▶ PROVIDED DATA:

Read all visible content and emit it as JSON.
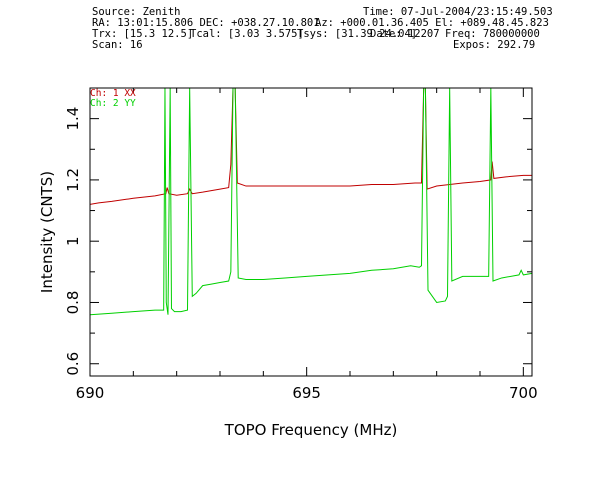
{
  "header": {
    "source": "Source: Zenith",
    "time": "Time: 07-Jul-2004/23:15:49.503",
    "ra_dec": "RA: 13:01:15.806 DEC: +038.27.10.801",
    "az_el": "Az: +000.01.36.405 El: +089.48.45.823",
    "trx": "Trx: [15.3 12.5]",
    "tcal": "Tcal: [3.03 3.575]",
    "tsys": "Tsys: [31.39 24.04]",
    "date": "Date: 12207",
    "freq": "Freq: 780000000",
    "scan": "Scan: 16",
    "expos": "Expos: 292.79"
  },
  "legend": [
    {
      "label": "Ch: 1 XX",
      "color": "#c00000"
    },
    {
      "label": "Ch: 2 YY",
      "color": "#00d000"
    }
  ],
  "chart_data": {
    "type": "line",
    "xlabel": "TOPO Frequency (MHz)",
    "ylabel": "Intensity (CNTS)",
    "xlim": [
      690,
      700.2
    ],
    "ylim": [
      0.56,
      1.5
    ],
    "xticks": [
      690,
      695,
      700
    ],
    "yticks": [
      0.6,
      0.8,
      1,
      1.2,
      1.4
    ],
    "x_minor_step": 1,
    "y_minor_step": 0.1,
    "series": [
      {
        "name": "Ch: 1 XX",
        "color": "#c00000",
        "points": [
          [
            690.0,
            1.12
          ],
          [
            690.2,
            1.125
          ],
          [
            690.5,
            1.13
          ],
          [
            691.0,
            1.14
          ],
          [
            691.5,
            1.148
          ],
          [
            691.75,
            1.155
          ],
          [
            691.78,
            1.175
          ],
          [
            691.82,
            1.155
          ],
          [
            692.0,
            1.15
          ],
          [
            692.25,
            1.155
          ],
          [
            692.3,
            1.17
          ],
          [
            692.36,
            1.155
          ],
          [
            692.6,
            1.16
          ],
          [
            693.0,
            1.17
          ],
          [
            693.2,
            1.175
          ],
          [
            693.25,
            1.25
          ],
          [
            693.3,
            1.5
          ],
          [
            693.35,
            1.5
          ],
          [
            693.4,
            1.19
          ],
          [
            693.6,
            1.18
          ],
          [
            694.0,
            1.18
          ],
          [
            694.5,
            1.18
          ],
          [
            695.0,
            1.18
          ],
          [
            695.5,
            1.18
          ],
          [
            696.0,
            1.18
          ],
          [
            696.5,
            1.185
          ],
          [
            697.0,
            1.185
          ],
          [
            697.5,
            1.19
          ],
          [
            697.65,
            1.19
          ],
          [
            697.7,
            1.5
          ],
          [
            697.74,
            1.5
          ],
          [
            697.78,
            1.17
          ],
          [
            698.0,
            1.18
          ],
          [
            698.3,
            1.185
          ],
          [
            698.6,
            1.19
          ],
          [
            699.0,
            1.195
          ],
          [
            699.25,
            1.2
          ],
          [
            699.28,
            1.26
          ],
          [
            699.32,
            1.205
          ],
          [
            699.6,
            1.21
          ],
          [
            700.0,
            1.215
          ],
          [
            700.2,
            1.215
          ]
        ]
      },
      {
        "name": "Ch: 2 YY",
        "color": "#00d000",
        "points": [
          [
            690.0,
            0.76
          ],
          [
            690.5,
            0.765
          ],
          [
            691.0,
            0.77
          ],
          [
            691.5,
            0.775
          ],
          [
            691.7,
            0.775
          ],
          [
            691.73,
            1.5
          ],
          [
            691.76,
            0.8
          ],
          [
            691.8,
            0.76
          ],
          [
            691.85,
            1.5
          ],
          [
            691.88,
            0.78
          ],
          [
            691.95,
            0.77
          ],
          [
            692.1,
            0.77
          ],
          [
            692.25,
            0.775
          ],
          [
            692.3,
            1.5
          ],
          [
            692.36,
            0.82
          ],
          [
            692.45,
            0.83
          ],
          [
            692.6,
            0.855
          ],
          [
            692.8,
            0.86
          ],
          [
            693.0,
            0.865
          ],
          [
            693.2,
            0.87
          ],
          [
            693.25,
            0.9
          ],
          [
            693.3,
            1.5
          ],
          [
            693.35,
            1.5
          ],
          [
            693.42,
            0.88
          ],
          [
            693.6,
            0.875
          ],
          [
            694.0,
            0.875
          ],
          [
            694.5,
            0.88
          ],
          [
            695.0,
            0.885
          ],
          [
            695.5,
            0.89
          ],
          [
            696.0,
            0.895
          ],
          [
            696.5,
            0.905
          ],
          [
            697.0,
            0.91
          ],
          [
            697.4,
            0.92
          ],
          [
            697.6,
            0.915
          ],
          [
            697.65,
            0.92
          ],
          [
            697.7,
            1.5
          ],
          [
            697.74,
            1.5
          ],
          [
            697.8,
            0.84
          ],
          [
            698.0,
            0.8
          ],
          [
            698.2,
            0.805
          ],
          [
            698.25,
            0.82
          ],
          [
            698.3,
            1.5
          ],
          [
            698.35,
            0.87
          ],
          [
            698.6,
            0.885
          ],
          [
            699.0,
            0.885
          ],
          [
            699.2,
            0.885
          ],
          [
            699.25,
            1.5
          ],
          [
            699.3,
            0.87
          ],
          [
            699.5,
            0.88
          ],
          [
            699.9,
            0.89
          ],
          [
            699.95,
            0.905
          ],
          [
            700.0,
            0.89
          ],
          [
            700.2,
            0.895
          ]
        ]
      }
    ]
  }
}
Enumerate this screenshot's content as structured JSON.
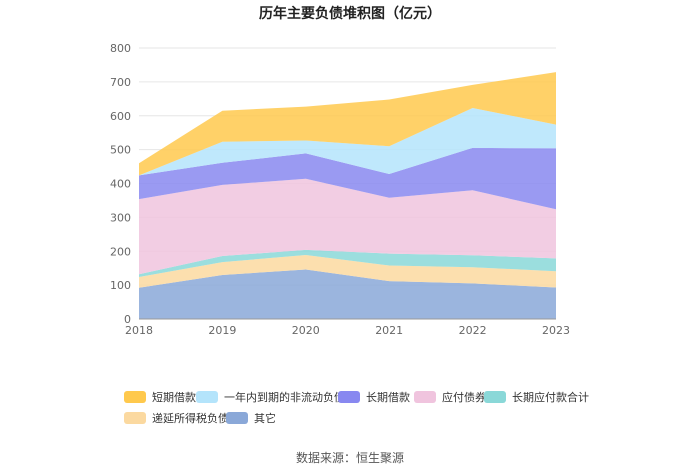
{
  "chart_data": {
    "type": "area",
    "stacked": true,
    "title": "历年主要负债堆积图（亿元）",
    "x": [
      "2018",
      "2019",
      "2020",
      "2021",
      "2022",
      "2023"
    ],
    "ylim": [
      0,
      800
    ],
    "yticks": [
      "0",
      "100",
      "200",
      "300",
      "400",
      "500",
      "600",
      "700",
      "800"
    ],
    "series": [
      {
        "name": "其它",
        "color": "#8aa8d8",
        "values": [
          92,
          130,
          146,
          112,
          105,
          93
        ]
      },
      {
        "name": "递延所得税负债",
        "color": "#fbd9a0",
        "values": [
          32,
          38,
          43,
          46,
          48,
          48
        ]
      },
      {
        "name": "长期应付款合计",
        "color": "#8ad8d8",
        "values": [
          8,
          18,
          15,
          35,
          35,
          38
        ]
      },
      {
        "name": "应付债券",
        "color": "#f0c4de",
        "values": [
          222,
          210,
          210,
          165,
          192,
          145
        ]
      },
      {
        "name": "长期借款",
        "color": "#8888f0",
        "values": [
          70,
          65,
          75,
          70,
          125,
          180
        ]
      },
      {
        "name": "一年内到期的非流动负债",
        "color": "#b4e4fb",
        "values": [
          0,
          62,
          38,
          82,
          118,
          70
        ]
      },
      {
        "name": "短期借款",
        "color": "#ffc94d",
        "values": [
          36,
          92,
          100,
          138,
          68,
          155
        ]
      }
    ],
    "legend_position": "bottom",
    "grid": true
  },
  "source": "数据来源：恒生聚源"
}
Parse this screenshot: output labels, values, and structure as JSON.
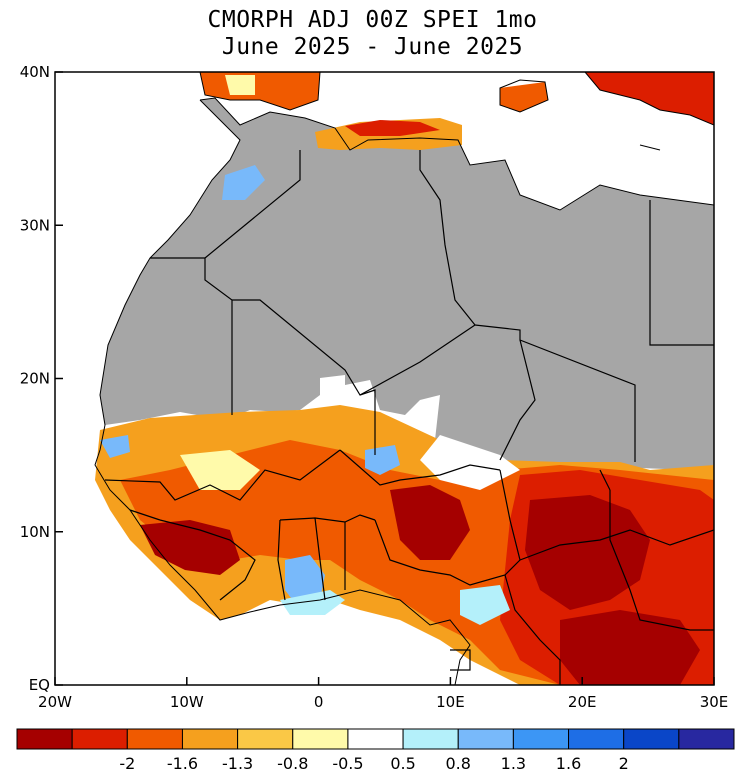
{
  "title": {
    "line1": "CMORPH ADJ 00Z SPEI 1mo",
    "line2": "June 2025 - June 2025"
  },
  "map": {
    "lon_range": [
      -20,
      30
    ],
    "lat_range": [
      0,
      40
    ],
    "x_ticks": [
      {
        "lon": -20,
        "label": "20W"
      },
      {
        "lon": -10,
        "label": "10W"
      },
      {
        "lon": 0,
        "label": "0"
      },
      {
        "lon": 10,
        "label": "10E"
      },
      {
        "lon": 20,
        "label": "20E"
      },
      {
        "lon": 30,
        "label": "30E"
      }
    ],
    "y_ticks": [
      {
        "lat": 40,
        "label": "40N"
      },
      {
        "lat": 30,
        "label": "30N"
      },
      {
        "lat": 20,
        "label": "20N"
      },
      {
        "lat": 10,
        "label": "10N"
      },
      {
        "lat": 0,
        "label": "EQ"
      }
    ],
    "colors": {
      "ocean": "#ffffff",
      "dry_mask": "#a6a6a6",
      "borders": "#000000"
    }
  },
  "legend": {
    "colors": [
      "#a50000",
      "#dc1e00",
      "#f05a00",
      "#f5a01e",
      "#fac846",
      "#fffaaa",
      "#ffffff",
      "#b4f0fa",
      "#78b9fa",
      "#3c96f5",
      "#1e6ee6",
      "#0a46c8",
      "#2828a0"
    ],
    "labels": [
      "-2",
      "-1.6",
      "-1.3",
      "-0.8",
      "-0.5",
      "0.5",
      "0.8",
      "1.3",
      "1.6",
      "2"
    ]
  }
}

▶ PROBLEM TO WORK ON:
Return each line with "JSON".

▶ EXPECTED OUTPUT:
Read all visible content and emit it as JSON.
Enumerate this screenshot's content as structured JSON.
Parse this screenshot: output labels, values, and structure as JSON.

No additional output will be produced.